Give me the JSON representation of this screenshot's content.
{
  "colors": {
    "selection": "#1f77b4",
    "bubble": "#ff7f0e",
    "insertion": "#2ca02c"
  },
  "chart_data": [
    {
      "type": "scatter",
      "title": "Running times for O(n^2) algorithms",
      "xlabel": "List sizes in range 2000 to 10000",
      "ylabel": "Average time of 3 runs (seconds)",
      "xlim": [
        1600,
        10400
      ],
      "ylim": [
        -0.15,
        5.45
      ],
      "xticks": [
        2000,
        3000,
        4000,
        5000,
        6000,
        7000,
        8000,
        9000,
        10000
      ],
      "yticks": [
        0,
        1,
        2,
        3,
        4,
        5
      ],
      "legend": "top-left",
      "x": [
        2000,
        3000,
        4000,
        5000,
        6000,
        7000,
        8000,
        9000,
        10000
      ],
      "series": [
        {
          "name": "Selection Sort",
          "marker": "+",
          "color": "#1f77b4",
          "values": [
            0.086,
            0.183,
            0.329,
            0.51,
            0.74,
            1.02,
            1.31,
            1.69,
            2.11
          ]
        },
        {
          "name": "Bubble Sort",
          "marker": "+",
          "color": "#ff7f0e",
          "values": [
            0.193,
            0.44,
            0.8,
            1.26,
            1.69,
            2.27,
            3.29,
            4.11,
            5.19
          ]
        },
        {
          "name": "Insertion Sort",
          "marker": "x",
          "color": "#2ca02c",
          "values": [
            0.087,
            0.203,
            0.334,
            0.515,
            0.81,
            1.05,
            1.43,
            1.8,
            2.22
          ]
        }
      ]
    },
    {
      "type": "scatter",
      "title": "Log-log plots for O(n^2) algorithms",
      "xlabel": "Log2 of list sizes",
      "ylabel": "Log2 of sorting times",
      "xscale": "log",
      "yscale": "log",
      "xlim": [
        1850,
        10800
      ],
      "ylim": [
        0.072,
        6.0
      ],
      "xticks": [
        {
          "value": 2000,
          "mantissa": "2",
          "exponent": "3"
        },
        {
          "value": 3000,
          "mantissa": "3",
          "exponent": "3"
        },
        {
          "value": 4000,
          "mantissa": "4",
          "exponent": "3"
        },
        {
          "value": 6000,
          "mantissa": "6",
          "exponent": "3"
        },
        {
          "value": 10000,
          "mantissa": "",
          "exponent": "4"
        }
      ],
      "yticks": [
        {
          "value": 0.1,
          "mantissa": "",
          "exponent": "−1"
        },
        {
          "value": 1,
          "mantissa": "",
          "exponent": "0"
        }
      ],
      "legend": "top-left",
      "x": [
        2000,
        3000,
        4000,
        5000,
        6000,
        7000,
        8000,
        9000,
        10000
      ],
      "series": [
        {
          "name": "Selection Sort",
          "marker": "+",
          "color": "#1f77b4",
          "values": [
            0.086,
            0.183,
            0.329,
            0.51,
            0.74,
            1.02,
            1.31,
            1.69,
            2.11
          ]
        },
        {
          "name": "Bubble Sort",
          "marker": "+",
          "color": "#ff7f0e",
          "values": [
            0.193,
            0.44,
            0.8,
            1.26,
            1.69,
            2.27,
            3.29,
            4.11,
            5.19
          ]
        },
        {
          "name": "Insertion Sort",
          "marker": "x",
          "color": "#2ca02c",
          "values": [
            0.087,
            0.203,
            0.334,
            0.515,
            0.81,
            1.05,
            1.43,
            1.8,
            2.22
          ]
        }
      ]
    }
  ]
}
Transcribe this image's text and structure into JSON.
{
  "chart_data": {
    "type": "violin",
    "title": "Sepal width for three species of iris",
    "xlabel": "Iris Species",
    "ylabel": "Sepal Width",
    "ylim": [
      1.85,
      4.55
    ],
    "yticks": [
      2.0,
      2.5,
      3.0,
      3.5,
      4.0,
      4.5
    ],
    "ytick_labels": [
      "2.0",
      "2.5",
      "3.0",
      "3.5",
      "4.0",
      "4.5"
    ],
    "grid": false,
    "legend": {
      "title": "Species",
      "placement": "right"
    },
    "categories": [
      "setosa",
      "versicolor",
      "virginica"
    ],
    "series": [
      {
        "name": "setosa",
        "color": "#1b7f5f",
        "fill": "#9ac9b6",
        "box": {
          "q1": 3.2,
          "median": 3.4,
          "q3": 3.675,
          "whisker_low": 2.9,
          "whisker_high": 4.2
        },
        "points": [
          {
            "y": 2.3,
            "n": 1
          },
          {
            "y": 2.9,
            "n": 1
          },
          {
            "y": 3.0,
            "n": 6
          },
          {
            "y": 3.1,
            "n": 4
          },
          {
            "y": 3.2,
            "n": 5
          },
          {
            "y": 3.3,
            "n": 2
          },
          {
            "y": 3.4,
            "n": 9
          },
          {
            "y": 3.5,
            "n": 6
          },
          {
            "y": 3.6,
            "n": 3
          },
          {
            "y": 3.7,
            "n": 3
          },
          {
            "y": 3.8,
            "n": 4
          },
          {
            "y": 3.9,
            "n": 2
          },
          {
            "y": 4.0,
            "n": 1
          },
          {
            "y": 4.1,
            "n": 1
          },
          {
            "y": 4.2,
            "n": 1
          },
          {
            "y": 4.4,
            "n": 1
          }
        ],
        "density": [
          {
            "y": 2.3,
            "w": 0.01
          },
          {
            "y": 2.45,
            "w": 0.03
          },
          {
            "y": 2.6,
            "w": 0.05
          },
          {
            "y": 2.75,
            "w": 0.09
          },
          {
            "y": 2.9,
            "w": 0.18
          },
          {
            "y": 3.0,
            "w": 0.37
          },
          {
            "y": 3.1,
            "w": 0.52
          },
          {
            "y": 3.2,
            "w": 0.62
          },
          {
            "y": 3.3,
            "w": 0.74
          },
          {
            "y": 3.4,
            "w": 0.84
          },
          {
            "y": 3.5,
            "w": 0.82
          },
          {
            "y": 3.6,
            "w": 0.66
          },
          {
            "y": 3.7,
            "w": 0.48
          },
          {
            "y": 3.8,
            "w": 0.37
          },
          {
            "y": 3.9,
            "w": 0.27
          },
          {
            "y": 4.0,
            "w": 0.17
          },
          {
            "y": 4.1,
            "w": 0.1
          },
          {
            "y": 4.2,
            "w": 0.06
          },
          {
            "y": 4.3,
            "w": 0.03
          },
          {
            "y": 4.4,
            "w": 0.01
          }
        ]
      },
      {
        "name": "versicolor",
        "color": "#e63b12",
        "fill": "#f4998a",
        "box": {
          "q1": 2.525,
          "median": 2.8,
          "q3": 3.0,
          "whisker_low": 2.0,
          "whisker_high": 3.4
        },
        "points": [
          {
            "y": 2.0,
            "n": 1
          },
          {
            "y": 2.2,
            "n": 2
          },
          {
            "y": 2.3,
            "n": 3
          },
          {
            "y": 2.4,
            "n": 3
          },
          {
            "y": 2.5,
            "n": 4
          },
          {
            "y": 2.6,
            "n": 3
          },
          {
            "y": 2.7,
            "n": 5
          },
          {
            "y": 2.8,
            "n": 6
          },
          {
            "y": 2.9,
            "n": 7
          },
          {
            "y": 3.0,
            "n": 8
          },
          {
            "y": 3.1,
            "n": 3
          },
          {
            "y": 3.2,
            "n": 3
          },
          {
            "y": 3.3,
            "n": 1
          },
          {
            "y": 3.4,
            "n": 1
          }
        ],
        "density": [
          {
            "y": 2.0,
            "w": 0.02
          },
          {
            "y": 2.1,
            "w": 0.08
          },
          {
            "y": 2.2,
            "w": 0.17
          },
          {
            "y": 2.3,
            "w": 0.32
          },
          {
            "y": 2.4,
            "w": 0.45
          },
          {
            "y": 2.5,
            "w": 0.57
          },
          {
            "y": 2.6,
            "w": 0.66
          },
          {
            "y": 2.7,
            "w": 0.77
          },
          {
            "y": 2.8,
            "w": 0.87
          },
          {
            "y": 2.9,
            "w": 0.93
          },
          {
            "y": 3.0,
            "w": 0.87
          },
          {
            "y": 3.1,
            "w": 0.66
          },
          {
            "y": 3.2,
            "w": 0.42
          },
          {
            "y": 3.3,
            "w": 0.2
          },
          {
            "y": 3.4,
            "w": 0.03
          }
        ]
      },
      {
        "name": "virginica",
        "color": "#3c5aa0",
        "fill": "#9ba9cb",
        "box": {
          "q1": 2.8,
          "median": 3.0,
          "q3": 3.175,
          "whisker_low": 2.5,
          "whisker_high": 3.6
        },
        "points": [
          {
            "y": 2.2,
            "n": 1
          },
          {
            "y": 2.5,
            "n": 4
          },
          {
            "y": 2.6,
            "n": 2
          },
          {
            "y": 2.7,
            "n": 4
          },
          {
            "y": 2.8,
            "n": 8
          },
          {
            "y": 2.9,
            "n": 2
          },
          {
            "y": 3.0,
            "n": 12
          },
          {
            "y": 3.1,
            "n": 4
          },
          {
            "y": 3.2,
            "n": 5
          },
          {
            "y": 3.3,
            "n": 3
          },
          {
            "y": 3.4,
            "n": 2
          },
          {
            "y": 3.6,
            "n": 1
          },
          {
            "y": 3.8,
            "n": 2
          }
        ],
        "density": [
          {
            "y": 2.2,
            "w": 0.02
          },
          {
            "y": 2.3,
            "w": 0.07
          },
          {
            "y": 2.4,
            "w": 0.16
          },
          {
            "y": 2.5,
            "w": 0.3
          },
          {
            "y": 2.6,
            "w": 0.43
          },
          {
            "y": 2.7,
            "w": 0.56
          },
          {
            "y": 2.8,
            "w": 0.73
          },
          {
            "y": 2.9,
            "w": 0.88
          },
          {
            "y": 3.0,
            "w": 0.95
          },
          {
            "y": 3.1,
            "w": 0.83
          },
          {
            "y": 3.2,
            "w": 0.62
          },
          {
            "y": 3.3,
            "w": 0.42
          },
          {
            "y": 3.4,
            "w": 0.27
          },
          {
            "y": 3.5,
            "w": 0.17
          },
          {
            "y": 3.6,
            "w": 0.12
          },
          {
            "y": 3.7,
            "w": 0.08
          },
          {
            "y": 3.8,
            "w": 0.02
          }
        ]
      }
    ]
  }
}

==================================================

• [Exercise instructions]: Working from the listing above, pick out every line that has "title" and copy it.

• [Task result]:
      "title": "Running times for O(n^2) algorithms",
      "title": "Log-log plots for O(n^2) algorithms",
    "title": "Sepal width for three species of iris",
      "title": "Species",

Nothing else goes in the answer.